Given exercise
Locate every line in the listing below that contains the word "component" and copy each of those lines.

Data records
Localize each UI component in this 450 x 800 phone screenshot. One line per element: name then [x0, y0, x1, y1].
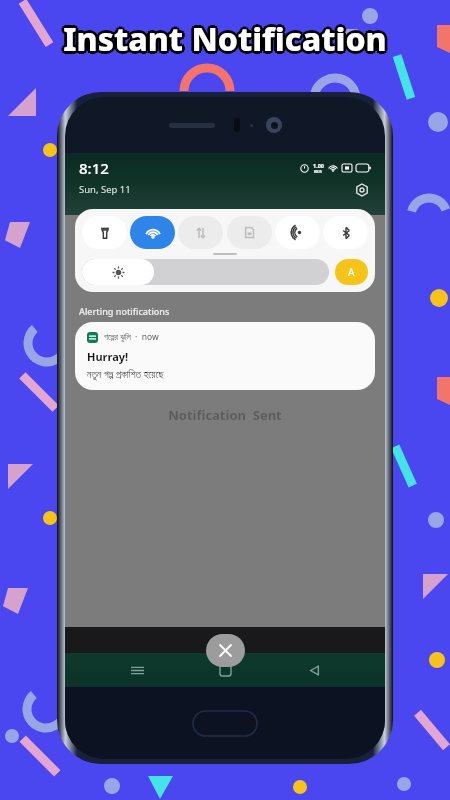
- button[interactable]: Hotspot: [275, 216, 320, 249]
- staticText: A: [348, 265, 355, 279]
- button[interactable]: Mobile data: [178, 216, 223, 249]
- staticText: KB/S: [314, 169, 323, 174]
- staticText: Instant Notification: [66, 17, 390, 61]
- button[interactable]: A: [335, 259, 368, 285]
- staticText: Instant Notification: [63, 14, 387, 58]
- button[interactable]: SIM card: [227, 216, 272, 249]
- staticText: Instant Notification: [63, 17, 387, 61]
- staticText: Instant Notification: [63, 20, 387, 64]
- button[interactable]: Bluetooth: [323, 216, 368, 249]
- staticText: 1.00: [313, 162, 324, 169]
- button[interactable]: Settings: [352, 180, 371, 199]
- staticText: Instant Notification: [65, 19, 389, 63]
- button[interactable]: Flashlight: [82, 216, 127, 249]
- staticText: Sun, Sep 11: [79, 183, 131, 196]
- button[interactable]: Brightness: [82, 259, 329, 285]
- button[interactable]: Back: [297, 653, 331, 687]
- staticText: Hurray!: [87, 349, 129, 364]
- staticText: গল্পের ঝুলি · now: [104, 331, 159, 343]
- button[interactable]: Close: [206, 634, 245, 667]
- staticText: 8:12: [79, 158, 109, 178]
- staticText: Instant Notification: [60, 17, 384, 61]
- button[interactable]: Home: [208, 653, 242, 687]
- button[interactable]: Wi-Fi: [130, 216, 175, 249]
- button[interactable]: Recents: [120, 653, 154, 687]
- staticText: Instant Notification: [61, 15, 385, 59]
- button[interactable]: গল্পের ঝুলি · now: [75, 322, 375, 390]
- staticText: Notification Sent: [65, 406, 385, 424]
- staticText: Instant Notification: [65, 15, 389, 59]
- staticText: Instant Notification: [61, 19, 385, 63]
- staticText: নতুন গল্প প্রকাশিত হয়েছে: [87, 367, 164, 381]
- staticText: Alerting notifications: [79, 305, 170, 317]
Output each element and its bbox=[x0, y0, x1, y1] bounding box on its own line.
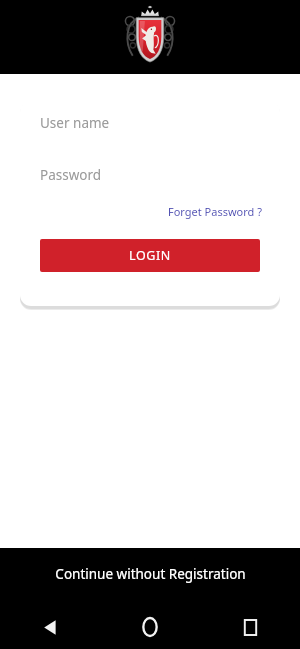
staticText: LOGIN bbox=[129, 247, 171, 264]
button[interactable]: Forget Password ? bbox=[168, 202, 280, 221]
staticText: Forget Password ? bbox=[168, 204, 262, 219]
staticText: Password bbox=[40, 166, 102, 184]
button[interactable]: Recent apps bbox=[200, 605, 300, 649]
button[interactable]: LOGIN bbox=[40, 239, 260, 272]
staticText: Continue without Registration bbox=[55, 565, 246, 583]
button[interactable]: Back bbox=[0, 605, 100, 649]
button[interactable]: Continue without Registration bbox=[41, 561, 260, 587]
staticText: User name bbox=[40, 114, 110, 132]
button[interactable]: Home bbox=[100, 605, 200, 649]
button[interactable]: User name bbox=[20, 101, 280, 145]
button[interactable]: Password bbox=[20, 158, 280, 192]
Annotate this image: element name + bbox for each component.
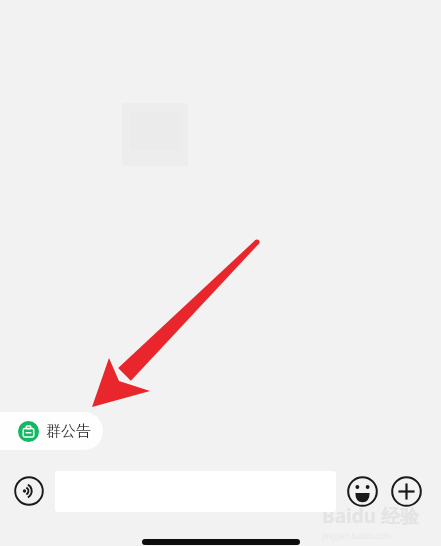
button[interactable]: Emoji [345, 474, 379, 508]
button[interactable]: Voice input [13, 475, 45, 507]
button[interactable]: 群公告 [0, 412, 103, 450]
staticText: Baidu 经验 [322, 503, 419, 529]
button[interactable]: More options [389, 474, 423, 508]
staticText: 群公告 [46, 422, 91, 441]
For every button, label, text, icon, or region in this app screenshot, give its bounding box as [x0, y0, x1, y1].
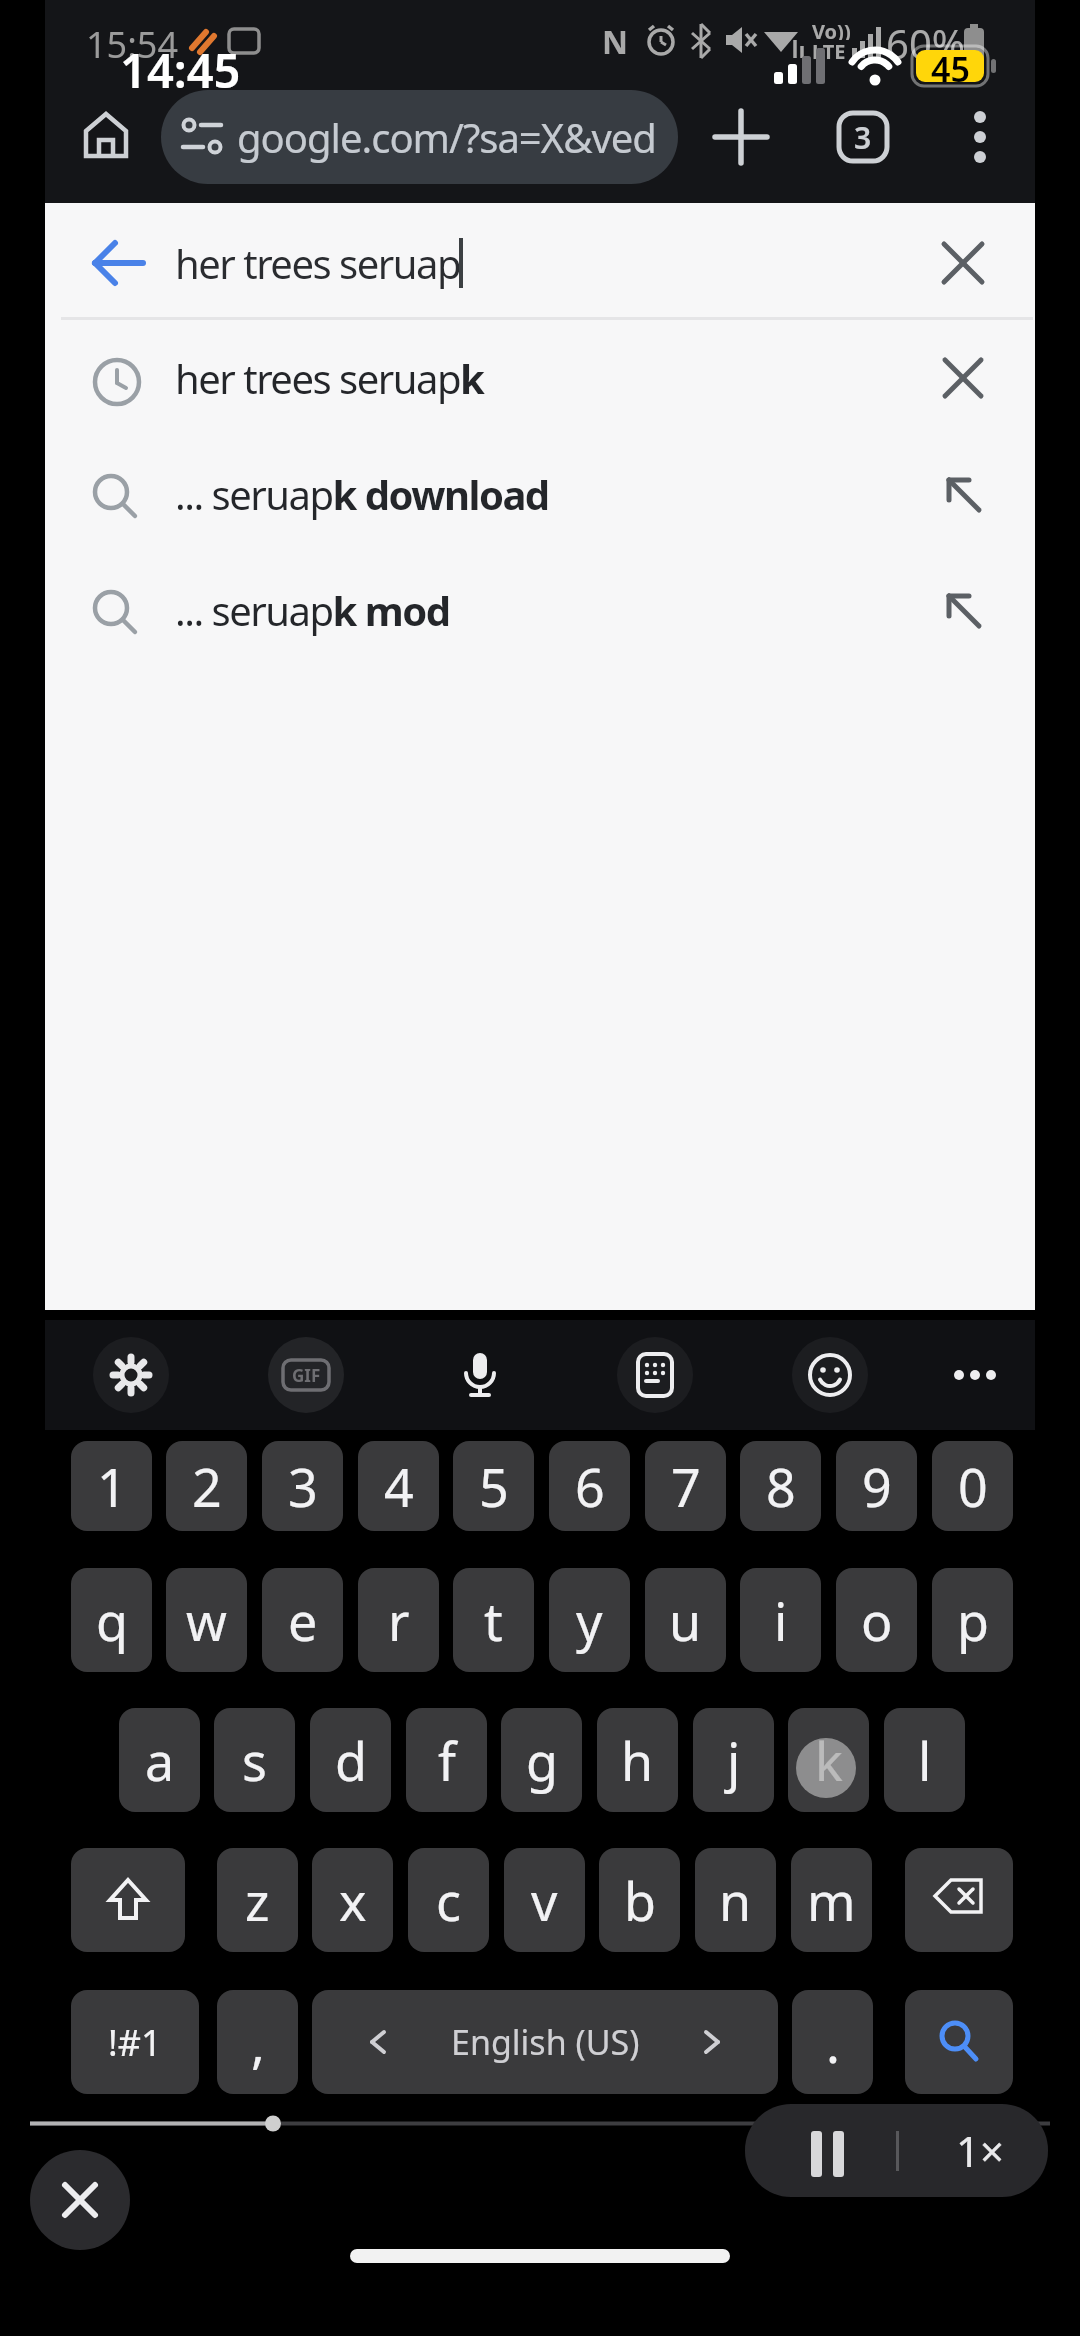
button[interactable]: ... seruapk mod [45, 560, 1035, 660]
button[interactable]: a [119, 1708, 200, 1812]
button[interactable]: n [695, 1848, 776, 1952]
button[interactable]: 3 [262, 1441, 343, 1531]
button[interactable]: j [693, 1708, 774, 1812]
staticText: m [807, 1865, 856, 1936]
button[interactable]: l [884, 1708, 965, 1812]
staticText: google.com/?sa=X&ved [237, 110, 656, 164]
staticText: c [436, 1865, 461, 1936]
button[interactable] [921, 221, 1005, 305]
button[interactable]: h [597, 1708, 678, 1812]
button[interactable]: z [217, 1848, 298, 1952]
staticText: 0 [958, 1451, 988, 1522]
button[interactable]: . [792, 1990, 873, 2094]
staticText: p [957, 1585, 989, 1656]
staticText: s [242, 1725, 267, 1796]
button[interactable] [792, 1337, 868, 1413]
button[interactable]: g [501, 1708, 582, 1812]
button[interactable]: her trees seruapk [45, 328, 1035, 428]
button[interactable]: q [71, 1568, 152, 1672]
button[interactable]: u [645, 1568, 726, 1672]
button[interactable] [442, 1337, 518, 1413]
button[interactable]: GIF [268, 1337, 344, 1413]
button[interactable] [921, 568, 1005, 652]
button[interactable]: t [453, 1568, 534, 1672]
staticText: a [145, 1725, 175, 1796]
staticText: 45 [931, 46, 970, 86]
button[interactable]: 5 [453, 1441, 534, 1531]
button[interactable]: o [836, 1568, 917, 1672]
staticText: 7 [671, 1451, 701, 1522]
button[interactable]: , [217, 1990, 298, 2094]
staticText: y [576, 1585, 603, 1656]
button[interactable]: 1 [71, 1441, 152, 1531]
staticText: e [288, 1585, 318, 1656]
staticText: 4 [384, 1451, 414, 1522]
staticText: N [602, 20, 629, 60]
button[interactable]: 4 [358, 1441, 439, 1531]
staticText: her trees seruapk [175, 351, 484, 405]
button[interactable] [71, 1848, 185, 1952]
button[interactable]: y [549, 1568, 630, 1672]
staticText: j [727, 1725, 741, 1796]
button[interactable]: f [406, 1708, 487, 1812]
button[interactable] [713, 109, 769, 165]
button[interactable]: p [932, 1568, 1013, 1672]
button[interactable] [921, 336, 1005, 420]
staticText: f [438, 1725, 456, 1796]
button[interactable]: 7 [645, 1441, 726, 1531]
button[interactable] [30, 2150, 130, 2250]
button[interactable] [93, 1337, 169, 1413]
button[interactable]: m [791, 1848, 872, 1952]
button[interactable]: d [310, 1708, 391, 1812]
staticText: g [526, 1725, 558, 1796]
staticText: LTE [812, 38, 846, 60]
button[interactable] [905, 1848, 1013, 1952]
staticText: 60% [886, 16, 965, 62]
button[interactable]: 0 [932, 1441, 1013, 1531]
button[interactable]: r [358, 1568, 439, 1672]
button[interactable]: google.com/?sa=X&ved [161, 90, 678, 184]
button[interactable]: e [262, 1568, 343, 1672]
button[interactable] [785, 2104, 865, 2197]
button[interactable]: x [312, 1848, 393, 1952]
button[interactable]: 2 [166, 1441, 247, 1531]
staticText: l [918, 1725, 932, 1796]
staticText: u [669, 1585, 702, 1656]
button[interactable]: 6 [549, 1441, 630, 1531]
button[interactable]: ... seruapk download [45, 444, 1035, 544]
button[interactable]: b [599, 1848, 680, 1952]
staticText: t [484, 1585, 503, 1656]
button[interactable] [905, 1990, 1013, 2094]
button[interactable]: s [214, 1708, 295, 1812]
staticText: x [339, 1865, 367, 1936]
button[interactable]: 9 [836, 1441, 917, 1531]
button[interactable] [921, 452, 1005, 536]
button[interactable]: v [504, 1848, 585, 1952]
staticText: ... seruapk download [175, 467, 549, 521]
staticText: 8 [766, 1451, 796, 1522]
staticText: d [335, 1725, 367, 1796]
button[interactable]: 8 [740, 1441, 821, 1531]
staticText: , [251, 2007, 265, 2078]
staticText: 1× [956, 2122, 1005, 2179]
staticText: !#1 [108, 2018, 162, 2067]
staticText: n [719, 1865, 752, 1936]
staticText: h [621, 1725, 654, 1796]
button[interactable] [958, 109, 1002, 165]
staticText: 2 [192, 1451, 222, 1522]
staticText: v [531, 1865, 558, 1936]
staticText: . [826, 2007, 840, 2078]
staticText: ... seruapk mod [175, 583, 450, 637]
button[interactable]: 3 [837, 111, 889, 163]
button[interactable] [617, 1337, 693, 1413]
button[interactable] [73, 221, 153, 305]
button[interactable]: c [408, 1848, 489, 1952]
button[interactable]: 1× [925, 2104, 1035, 2197]
button[interactable]: w [166, 1568, 247, 1672]
button[interactable]: k [788, 1708, 869, 1812]
button[interactable] [937, 1337, 1013, 1413]
button[interactable]: i [740, 1568, 821, 1672]
button[interactable]: !#1 [71, 1990, 199, 2094]
staticText: 9 [862, 1451, 892, 1522]
button[interactable]: English (US) [312, 1990, 778, 2094]
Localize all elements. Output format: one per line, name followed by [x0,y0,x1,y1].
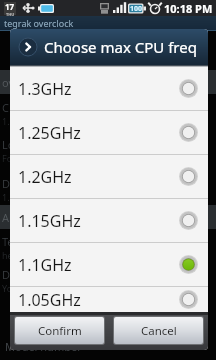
button[interactable]: 1.2GHz [10,155,208,198]
staticText: 1.15GHz [18,210,81,232]
staticText: About phone [2,210,70,225]
staticText: For battery life [2,152,64,164]
staticText: help and support [2,249,75,261]
button[interactable]: Cancel [114,317,203,344]
button[interactable]: 1.1GHz [10,243,208,286]
button[interactable]: 1.3GHz [10,67,208,110]
staticText: Tegrak kernel [2,234,73,249]
staticText: Confirm [38,323,82,339]
staticText: overclock [2,75,51,90]
staticText: 1.1GHz [18,254,72,276]
staticText: Your device [2,282,51,294]
button[interactable]: 1.15GHz [10,199,208,242]
button[interactable]: Confirm [15,317,104,344]
staticText: CPU governor [2,100,75,115]
staticText: 1.2GHz [18,166,72,188]
button[interactable]: 1.05GHz [10,287,208,312]
staticText: Low voltage [2,137,64,152]
staticText: 100 [130,4,143,14]
staticText: 1.05GHz [18,289,81,311]
staticText: 1.0GHz [2,191,33,203]
staticText: Choose max CPU freq [44,37,197,57]
button[interactable]: 1.25GHz [10,111,208,154]
staticText: Device info [2,267,59,282]
staticText: Cancel [141,323,177,339]
staticText: 17 [5,1,15,12]
staticText: THU [6,12,15,16]
staticText: 10:18 PM [164,1,213,16]
staticText: tegrak overclock [4,17,74,29]
staticText: 1.25GHz [18,122,81,144]
staticText: Model number [5,339,82,354]
staticText: 1.3GHz [18,78,72,100]
staticText: 1.0GHz / conservative [2,115,94,127]
staticText: Dual core [2,176,52,191]
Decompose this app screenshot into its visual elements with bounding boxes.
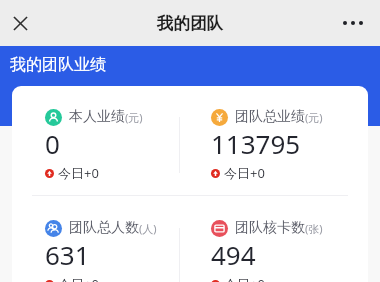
staticText: 113795 xyxy=(211,126,301,161)
staticText: 今日+0 xyxy=(224,164,265,182)
staticText: 494 xyxy=(211,237,256,272)
staticText: (元) xyxy=(125,110,143,125)
staticText: 0 xyxy=(45,126,60,161)
button[interactable]: Close xyxy=(2,5,38,41)
staticText: 我的团队业绩 xyxy=(10,55,106,75)
staticText: (人) xyxy=(139,221,157,236)
staticText: (张) xyxy=(305,221,323,236)
staticText: 团队总人数 xyxy=(69,219,139,237)
staticText: (元) xyxy=(305,110,323,125)
staticText: 本人业绩 xyxy=(69,108,125,126)
staticText: 今日+0 xyxy=(58,275,99,282)
staticText: 团队核卡数 xyxy=(235,219,305,237)
staticText: 我的团队 xyxy=(157,13,223,34)
staticText: 团队总业绩 xyxy=(235,108,305,126)
button[interactable]: More options xyxy=(335,5,371,41)
staticText: 631 xyxy=(45,237,90,272)
staticText: 今日+0 xyxy=(58,164,99,182)
staticText: 今日+0 xyxy=(224,275,265,282)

Solution
Localize each UI component in this 450 x 800 phone screenshot. One line per element: name then [x0, y0, x1, y1].
Annotate this image: element name + bbox for each component.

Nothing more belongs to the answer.